WHAT NEEDS TO BE DONE: Repeat every entry in the listing below, exactly.

Start of INFORMATION SUPPLIED

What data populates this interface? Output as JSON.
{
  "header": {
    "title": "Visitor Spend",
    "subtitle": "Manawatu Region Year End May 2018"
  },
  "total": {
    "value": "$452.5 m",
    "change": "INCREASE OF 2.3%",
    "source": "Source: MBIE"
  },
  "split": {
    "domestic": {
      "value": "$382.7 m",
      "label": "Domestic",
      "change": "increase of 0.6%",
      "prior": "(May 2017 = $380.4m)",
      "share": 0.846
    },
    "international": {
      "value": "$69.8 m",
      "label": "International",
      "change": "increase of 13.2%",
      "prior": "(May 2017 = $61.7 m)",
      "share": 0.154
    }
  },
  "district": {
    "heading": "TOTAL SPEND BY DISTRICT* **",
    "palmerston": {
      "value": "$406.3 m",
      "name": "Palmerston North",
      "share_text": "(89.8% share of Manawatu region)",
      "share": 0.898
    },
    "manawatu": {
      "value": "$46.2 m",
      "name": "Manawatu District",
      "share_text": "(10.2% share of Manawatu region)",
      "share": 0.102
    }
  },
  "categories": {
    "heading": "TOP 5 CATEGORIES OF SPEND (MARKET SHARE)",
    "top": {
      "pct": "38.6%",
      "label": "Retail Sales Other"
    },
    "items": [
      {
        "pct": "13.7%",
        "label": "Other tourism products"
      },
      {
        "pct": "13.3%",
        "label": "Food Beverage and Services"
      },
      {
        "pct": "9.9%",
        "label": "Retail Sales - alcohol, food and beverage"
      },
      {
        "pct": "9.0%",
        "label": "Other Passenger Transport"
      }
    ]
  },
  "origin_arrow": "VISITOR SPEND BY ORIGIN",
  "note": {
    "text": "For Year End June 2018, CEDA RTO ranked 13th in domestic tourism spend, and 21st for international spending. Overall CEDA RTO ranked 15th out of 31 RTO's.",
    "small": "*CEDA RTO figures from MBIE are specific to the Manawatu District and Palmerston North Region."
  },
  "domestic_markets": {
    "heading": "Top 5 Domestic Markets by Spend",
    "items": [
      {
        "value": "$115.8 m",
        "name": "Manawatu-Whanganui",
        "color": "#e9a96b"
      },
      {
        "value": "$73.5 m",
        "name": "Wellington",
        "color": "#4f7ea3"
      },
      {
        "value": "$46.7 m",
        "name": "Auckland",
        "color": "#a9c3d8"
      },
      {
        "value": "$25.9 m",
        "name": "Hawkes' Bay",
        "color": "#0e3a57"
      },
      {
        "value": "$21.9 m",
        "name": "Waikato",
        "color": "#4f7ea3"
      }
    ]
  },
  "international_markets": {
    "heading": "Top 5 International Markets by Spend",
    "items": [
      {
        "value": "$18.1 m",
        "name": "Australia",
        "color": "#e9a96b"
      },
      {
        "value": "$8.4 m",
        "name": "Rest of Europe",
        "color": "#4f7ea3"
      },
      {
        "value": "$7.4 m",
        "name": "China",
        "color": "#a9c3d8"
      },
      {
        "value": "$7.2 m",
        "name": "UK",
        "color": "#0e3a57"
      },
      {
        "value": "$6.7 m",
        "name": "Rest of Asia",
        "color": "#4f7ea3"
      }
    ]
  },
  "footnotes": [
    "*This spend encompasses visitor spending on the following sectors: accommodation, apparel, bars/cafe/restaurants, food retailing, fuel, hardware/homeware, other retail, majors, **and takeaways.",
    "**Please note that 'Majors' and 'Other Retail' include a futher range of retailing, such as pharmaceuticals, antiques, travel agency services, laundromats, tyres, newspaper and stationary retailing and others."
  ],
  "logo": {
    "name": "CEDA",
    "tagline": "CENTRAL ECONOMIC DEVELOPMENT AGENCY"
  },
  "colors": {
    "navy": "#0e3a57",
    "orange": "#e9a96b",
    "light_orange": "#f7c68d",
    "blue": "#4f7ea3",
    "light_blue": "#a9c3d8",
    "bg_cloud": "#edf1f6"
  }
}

End of INFORMATION SUPPLIED

SOLUTION FOR THIS PROBLEM:
What data populates this interface? Output as JSON.
{
  "header": {
    "title": "Visitor Spend",
    "subtitle": "Manawatu Region Year End May 2018"
  },
  "total": {
    "value": "$452.5 m",
    "change": "INCREASE OF 2.3%",
    "source": "Source: MBIE"
  },
  "split": {
    "domestic": {
      "value": "$382.7 m",
      "label": "Domestic",
      "change": "increase of 0.6%",
      "prior": "(May 2017 = $380.4m)",
      "share": 0.846
    },
    "international": {
      "value": "$69.8 m",
      "label": "International",
      "change": "increase of 13.2%",
      "prior": "(May 2017 = $61.7 m)",
      "share": 0.154
    }
  },
  "district": {
    "heading": "TOTAL SPEND BY DISTRICT* **",
    "palmerston": {
      "value": "$406.3 m",
      "name": "Palmerston North",
      "share_text": "(89.8% share of Manawatu region)",
      "share": 0.898
    },
    "manawatu": {
      "value": "$46.2 m",
      "name": "Manawatu District",
      "share_text": "(10.2% share of Manawatu region)",
      "share": 0.102
    }
  },
  "categories": {
    "heading": "TOP 5 CATEGORIES OF SPEND (MARKET SHARE)",
    "top": {
      "pct": "38.6%",
      "label": "Retail Sales Other"
    },
    "items": [
      {
        "pct": "13.7%",
        "label": "Other tourism products"
      },
      {
        "pct": "13.3%",
        "label": "Food Beverage and Services"
      },
      {
        "pct": "9.9%",
        "label": "Retail Sales - alcohol, food and beverage"
      },
      {
        "pct": "9.0%",
        "label": "Other Passenger Transport"
      }
    ]
  },
  "origin_arrow": "VISITOR SPEND BY ORIGIN",
  "note": {
    "text": "For Year End June 2018, CEDA RTO ranked 13th in domestic tourism spend, and 21st for international spending. Overall CEDA RTO ranked 15th out of 31 RTO's.",
    "small": "*CEDA RTO figures from MBIE are specific to the Manawatu District and Palmerston North Region."
  },
  "domestic_markets": {
    "heading": "Top 5 Domestic Markets by Spend",
    "items": [
      {
        "value": "$115.8 m",
        "name": "Manawatu-Whanganui",
        "color": "#e9a96b"
      },
      {
        "value": "$73.5 m",
        "name": "Wellington",
        "color": "#4f7ea3"
      },
      {
        "value": "$46.7 m",
        "name": "Auckland",
        "color": "#a9c3d8"
      },
      {
        "value": "$25.9 m",
        "name": "Hawkes' Bay",
        "color": "#0e3a57"
      },
      {
        "value": "$21.9 m",
        "name": "Waikato",
        "color": "#4f7ea3"
      }
    ]
  },
  "international_markets": {
    "heading": "Top 5 International Markets by Spend",
    "items": [
      {
        "value": "$18.1 m",
        "name": "Australia",
        "color": "#e9a96b"
      },
      {
        "value": "$8.4 m",
        "name": "Rest of Europe",
        "color": "#4f7ea3"
      },
      {
        "value": "$7.4 m",
        "name": "China",
        "color": "#a9c3d8"
      },
      {
        "value": "$7.2 m",
        "name": "UK",
        "color": "#0e3a57"
      },
      {
        "value": "$6.7 m",
        "name": "Rest of Asia",
        "color": "#4f7ea3"
      }
    ]
  },
  "footnotes": [
    "*This spend encompasses visitor spending on the following sectors: accommodation, apparel, bars/cafe/restaurants, food retailing, fuel, hardware/homeware, other retail, majors, **and takeaways.",
    "**Please note that 'Majors' and 'Other Retail' include a futher range of retailing, such as pharmaceuticals, antiques, travel agency services, laundromats, tyres, newspaper and stationary retailing and others."
  ],
  "logo": {
    "name": "CEDA",
    "tagline": "CENTRAL ECONOMIC DEVELOPMENT AGENCY"
  },
  "colors": {
    "navy": "#0e3a57",
    "orange": "#e9a96b",
    "light_orange": "#f7c68d",
    "blue": "#4f7ea3",
    "light_blue": "#a9c3d8",
    "bg_cloud": "#edf1f6"
  }
}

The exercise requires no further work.